Collected data entries -
↓↓↓

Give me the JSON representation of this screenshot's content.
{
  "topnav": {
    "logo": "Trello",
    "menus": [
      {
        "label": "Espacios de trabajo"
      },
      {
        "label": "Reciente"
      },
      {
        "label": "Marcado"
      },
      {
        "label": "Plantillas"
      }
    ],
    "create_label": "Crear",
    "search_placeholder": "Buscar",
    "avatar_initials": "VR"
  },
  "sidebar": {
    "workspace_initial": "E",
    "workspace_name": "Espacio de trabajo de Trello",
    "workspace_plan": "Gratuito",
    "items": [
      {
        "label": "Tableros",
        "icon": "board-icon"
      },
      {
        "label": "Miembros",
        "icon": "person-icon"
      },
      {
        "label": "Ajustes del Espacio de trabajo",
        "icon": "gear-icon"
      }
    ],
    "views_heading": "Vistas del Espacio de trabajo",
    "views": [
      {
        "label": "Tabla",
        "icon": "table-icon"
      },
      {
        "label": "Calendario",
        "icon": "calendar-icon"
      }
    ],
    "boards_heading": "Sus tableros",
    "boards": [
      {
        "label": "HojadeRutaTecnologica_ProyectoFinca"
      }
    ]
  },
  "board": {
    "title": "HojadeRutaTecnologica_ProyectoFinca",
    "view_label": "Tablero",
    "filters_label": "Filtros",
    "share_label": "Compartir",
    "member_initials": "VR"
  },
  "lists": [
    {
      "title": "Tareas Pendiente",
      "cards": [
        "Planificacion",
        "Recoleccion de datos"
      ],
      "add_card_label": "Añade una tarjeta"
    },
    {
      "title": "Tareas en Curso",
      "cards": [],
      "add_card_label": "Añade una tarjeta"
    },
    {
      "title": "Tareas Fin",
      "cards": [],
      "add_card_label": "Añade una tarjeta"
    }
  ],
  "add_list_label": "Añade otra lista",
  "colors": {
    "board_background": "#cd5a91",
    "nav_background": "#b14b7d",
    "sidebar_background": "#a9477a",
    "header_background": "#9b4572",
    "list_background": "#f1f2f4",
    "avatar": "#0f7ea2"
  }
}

↑↑↑

To be done - Which lines contain "Trello"? Copy each of them.

In response -
    "logo": "Trello",
    "workspace_name": "Espacio de trabajo de Trello",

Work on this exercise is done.